- **WHAT TO DO**: Set down the data below without change, skipping the pictures it holds.

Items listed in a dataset
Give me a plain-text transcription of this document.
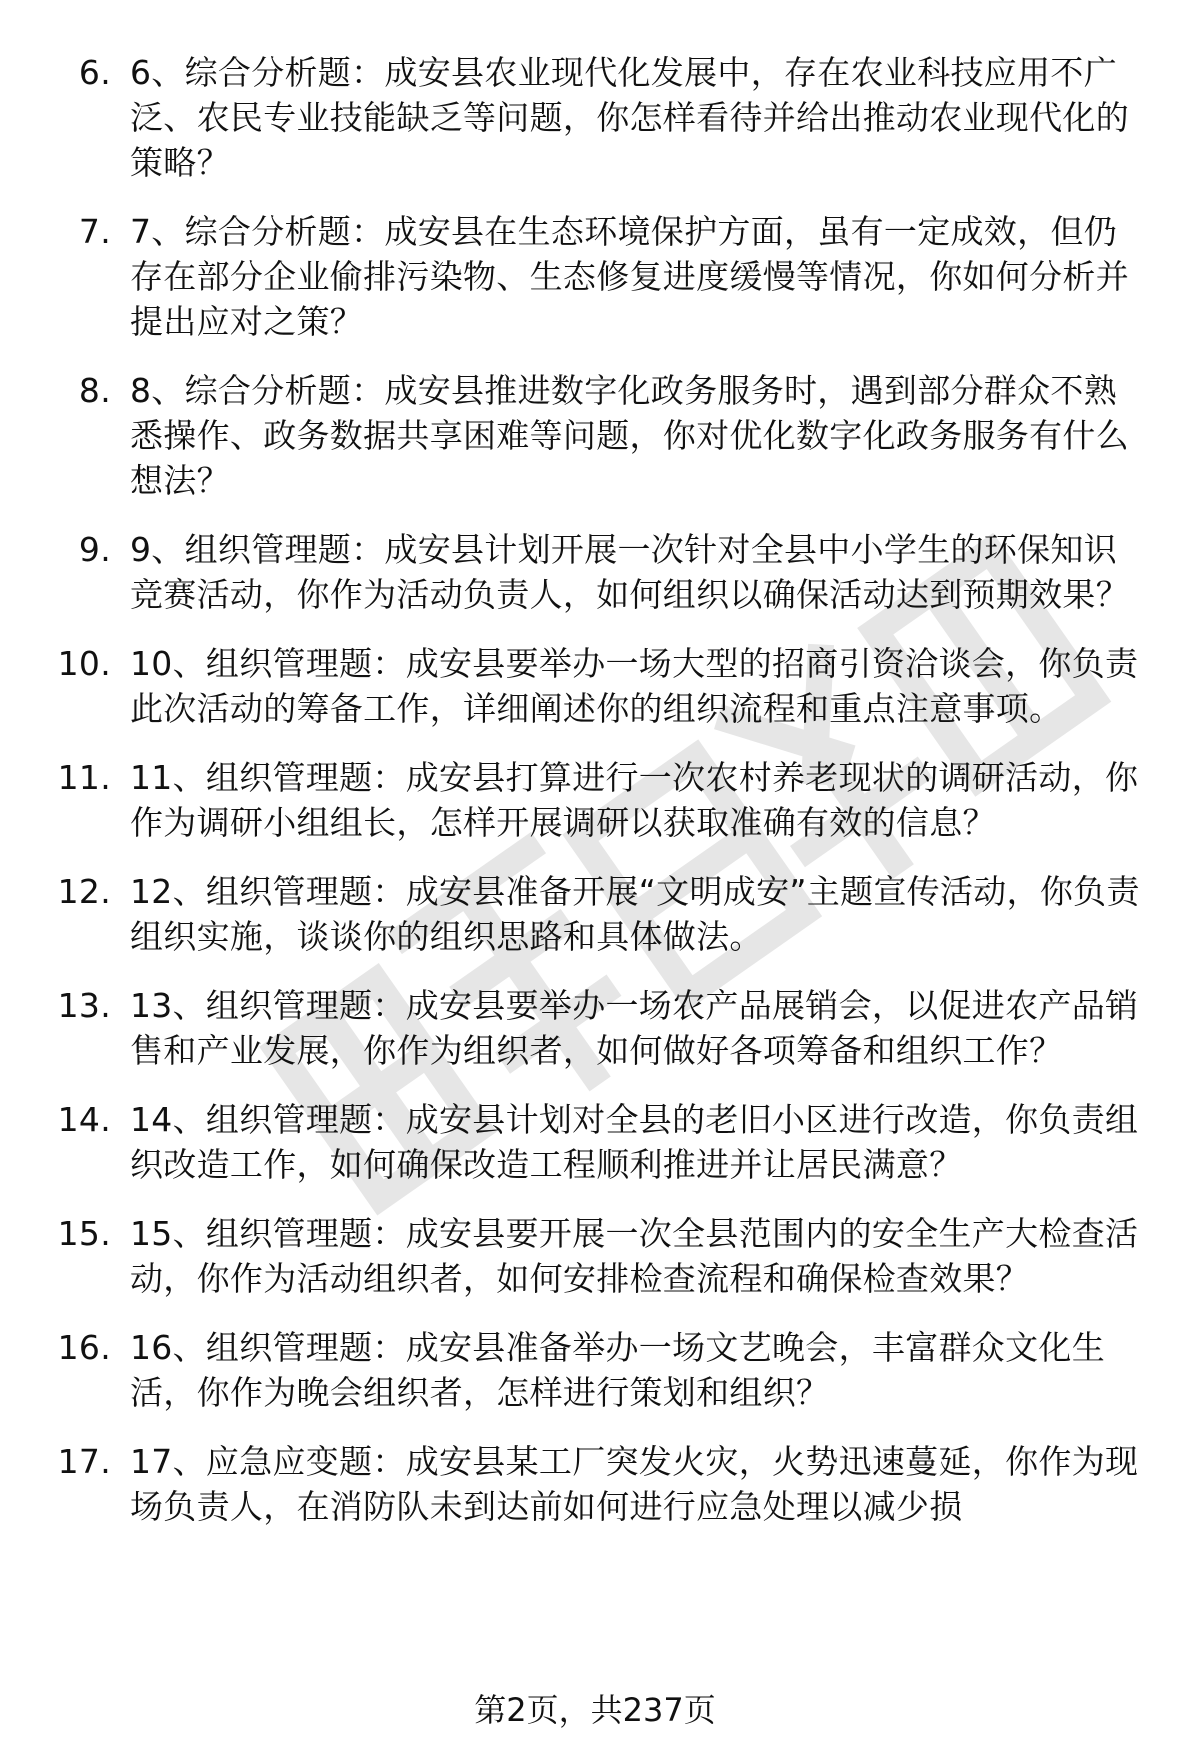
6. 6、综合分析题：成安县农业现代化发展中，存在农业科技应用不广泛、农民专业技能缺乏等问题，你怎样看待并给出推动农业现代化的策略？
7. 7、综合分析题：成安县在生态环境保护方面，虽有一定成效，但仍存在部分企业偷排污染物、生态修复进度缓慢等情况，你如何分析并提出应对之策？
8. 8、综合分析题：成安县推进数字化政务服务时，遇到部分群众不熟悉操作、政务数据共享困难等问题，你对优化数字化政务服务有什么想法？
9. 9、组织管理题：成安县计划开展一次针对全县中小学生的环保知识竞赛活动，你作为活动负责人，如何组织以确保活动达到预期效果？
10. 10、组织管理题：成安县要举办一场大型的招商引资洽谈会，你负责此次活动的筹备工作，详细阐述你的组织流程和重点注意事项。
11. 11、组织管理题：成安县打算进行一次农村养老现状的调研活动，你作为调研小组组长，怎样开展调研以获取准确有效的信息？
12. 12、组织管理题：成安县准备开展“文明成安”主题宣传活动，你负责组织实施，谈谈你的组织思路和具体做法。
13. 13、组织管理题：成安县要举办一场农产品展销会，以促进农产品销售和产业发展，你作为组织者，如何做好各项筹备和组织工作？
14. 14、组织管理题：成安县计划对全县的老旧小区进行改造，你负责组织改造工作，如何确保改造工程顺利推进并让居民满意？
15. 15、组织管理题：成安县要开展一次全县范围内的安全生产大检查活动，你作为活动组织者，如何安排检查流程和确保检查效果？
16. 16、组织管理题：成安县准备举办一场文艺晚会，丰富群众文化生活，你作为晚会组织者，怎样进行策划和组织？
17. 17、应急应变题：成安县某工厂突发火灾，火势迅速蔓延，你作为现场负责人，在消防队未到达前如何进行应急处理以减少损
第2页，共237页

- **CORRECT ANSWER**:
Give me a plain-text transcription of this document.
6. 6、综合分析题：成安县农业现代化发展中，存在农业科技应用不广泛、农民专业技能缺乏等问题，你怎样看待并给出推动农业现代化的策略？
7. 7、综合分析题：成安县在生态环境保护方面，虽有一定成效，但仍存在部分企业偷排污染物、生态修复进度缓慢等情况，你如何分析并提出应对之策？
8. 8、综合分析题：成安县推进数字化政务服务时，遇到部分群众不熟悉操作、政务数据共享困难等问题，你对优化数字化政务服务有什么想法？
9. 9、组织管理题：成安县计划开展一次针对全县中小学生的环保知识竞赛活动，你作为活动负责人，如何组织以确保活动达到预期效果？
10. 10、组织管理题：成安县要举办一场大型的招商引资洽谈会，你负责此次活动的筹备工作，详细阐述你的组织流程和重点注意事项。
11. 11、组织管理题：成安县打算进行一次农村养老现状的调研活动，你作为调研小组组长，怎样开展调研以获取准确有效的信息？
12. 12、组织管理题：成安县准备开展“文明成安”主题宣传活动，你负责组织实施，谈谈你的组织思路和具体做法。
13. 13、组织管理题：成安县要举办一场农产品展销会，以促进农产品销售和产业发展，你作为组织者，如何做好各项筹备和组织工作？
14. 14、组织管理题：成安县计划对全县的老旧小区进行改造，你负责组织改造工作，如何确保改造工程顺利推进并让居民满意？
15. 15、组织管理题：成安县要开展一次全县范围内的安全生产大检查活动，你作为活动组织者，如何安排检查流程和确保检查效果？
16. 16、组织管理题：成安县准备举办一场文艺晚会，丰富群众文化生活，你作为晚会组织者，怎样进行策划和组织？
17. 17、应急应变题：成安县某工厂突发火灾，火势迅速蔓延，你作为现场负责人，在消防队未到达前如何进行应急处理以减少损
第2页，共237页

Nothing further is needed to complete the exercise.